:: GIVEN RECORDS ::
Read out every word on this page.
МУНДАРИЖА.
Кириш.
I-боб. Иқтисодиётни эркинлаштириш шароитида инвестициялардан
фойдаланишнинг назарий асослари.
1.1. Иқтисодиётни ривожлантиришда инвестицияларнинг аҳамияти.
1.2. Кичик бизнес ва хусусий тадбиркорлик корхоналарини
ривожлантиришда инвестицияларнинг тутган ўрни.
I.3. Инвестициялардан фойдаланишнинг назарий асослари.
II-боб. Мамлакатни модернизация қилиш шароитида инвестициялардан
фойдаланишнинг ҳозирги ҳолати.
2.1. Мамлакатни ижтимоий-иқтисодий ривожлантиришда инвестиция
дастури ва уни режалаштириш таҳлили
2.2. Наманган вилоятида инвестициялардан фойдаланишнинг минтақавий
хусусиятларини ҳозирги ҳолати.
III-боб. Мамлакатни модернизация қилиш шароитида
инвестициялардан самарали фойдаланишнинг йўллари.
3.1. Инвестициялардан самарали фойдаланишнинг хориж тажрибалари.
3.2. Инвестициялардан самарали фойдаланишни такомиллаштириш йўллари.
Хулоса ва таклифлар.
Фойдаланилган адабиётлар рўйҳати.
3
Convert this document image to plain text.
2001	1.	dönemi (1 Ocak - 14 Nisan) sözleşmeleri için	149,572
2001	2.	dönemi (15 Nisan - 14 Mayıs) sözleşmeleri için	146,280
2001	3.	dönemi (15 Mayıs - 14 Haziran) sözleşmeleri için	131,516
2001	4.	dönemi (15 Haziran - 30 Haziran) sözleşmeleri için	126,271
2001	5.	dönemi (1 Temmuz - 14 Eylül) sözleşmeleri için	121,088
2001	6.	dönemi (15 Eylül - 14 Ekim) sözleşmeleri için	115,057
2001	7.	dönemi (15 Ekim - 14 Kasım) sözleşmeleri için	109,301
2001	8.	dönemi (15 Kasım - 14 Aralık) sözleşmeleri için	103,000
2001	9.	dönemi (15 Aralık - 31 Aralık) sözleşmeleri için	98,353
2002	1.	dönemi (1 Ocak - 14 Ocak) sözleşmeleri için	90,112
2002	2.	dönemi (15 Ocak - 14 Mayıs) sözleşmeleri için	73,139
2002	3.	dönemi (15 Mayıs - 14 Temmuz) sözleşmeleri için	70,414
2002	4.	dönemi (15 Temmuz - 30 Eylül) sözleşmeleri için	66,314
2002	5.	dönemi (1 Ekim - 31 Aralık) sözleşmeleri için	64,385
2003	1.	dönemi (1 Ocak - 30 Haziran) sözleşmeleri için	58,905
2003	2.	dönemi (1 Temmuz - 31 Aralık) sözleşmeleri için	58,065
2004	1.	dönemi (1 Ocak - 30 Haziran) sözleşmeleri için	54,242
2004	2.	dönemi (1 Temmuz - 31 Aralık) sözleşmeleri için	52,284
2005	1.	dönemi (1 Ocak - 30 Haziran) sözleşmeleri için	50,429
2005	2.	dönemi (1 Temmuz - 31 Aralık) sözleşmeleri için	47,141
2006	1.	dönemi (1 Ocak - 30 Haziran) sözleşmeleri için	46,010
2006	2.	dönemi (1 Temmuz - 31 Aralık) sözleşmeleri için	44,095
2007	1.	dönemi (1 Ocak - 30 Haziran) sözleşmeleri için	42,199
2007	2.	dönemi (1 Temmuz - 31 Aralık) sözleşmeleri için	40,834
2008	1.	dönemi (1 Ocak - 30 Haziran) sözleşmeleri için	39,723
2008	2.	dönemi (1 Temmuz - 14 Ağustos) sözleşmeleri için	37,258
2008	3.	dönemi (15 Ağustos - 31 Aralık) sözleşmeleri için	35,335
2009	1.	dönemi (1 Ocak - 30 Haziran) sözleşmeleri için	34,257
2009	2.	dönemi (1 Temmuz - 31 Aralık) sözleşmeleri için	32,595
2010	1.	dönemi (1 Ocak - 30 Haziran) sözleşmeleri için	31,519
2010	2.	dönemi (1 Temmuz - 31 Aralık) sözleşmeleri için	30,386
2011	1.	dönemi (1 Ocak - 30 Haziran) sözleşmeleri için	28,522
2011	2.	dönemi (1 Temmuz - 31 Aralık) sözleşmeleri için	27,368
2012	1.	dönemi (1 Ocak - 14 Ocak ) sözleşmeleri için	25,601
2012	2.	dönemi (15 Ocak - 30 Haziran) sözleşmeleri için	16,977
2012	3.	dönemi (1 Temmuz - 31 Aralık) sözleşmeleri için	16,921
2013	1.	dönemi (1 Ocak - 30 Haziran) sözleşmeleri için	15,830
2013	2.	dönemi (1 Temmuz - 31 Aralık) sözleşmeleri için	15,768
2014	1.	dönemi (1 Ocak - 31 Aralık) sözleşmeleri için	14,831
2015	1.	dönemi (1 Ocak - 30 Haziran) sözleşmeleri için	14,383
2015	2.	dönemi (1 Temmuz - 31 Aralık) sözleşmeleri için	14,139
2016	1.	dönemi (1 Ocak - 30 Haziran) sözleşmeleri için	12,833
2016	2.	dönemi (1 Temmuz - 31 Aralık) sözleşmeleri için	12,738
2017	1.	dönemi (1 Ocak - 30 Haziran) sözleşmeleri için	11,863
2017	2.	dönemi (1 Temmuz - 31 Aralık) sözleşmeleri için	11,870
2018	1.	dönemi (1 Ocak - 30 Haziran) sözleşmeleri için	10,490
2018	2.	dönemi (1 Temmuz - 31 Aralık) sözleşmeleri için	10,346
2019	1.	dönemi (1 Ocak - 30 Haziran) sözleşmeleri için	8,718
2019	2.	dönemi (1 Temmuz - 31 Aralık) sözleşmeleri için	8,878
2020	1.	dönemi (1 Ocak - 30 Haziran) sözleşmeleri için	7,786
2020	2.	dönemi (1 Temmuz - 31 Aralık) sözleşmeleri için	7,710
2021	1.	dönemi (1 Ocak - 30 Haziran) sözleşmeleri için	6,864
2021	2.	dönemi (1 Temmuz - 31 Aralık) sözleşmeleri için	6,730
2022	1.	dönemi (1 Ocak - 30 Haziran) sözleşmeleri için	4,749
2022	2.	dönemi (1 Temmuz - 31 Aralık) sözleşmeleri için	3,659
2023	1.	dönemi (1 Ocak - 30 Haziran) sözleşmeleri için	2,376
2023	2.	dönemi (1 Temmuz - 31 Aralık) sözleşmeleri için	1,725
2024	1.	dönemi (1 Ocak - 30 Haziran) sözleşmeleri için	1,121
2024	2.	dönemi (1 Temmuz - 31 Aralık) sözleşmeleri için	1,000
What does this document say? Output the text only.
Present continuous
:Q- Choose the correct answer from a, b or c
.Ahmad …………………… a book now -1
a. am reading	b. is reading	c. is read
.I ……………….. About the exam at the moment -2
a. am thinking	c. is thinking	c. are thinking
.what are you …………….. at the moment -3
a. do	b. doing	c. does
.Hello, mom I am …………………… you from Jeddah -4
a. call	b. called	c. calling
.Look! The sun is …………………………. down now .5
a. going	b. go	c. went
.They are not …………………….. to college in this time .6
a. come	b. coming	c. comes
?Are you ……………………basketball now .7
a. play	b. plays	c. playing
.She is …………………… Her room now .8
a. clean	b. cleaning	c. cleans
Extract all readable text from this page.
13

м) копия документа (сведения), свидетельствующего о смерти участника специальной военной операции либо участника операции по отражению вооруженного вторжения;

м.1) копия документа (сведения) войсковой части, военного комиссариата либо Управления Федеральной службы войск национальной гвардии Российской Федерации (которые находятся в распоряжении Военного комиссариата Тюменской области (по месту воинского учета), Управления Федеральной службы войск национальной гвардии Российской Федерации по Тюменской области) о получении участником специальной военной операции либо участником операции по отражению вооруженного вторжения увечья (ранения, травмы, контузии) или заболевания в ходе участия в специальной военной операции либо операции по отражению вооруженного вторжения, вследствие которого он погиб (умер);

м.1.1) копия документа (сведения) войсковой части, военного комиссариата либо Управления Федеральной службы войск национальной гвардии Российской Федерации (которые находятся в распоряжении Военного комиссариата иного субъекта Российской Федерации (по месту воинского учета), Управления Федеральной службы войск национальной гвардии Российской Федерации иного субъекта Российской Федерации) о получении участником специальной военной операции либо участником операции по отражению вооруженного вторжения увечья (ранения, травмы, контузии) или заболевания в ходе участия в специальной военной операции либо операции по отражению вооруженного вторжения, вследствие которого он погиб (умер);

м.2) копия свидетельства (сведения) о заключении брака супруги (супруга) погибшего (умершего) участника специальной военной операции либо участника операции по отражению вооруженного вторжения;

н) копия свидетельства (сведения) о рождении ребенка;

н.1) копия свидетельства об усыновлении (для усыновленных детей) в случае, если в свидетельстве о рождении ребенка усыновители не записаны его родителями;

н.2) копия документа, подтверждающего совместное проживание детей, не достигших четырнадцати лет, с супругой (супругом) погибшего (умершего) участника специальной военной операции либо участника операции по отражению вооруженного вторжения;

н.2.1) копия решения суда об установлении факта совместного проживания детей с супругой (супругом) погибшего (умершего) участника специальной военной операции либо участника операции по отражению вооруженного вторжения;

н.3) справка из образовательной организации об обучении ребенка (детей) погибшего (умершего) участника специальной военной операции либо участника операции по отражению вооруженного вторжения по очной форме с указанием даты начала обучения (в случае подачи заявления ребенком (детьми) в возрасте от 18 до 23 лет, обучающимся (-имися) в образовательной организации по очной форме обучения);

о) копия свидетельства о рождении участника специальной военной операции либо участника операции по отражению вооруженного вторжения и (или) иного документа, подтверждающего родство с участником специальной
:::
TASK OBJECTIVE – Return a copy of every line that includes the word "Nisan".

OUTPUT BELOW –
2001	1.	dönemi (1 Ocak - 14 Nisan) sözleşmeleri için	149,572
2001	2.	dönemi (15 Nisan - 14 Mayıs) sözleşmeleri için	146,280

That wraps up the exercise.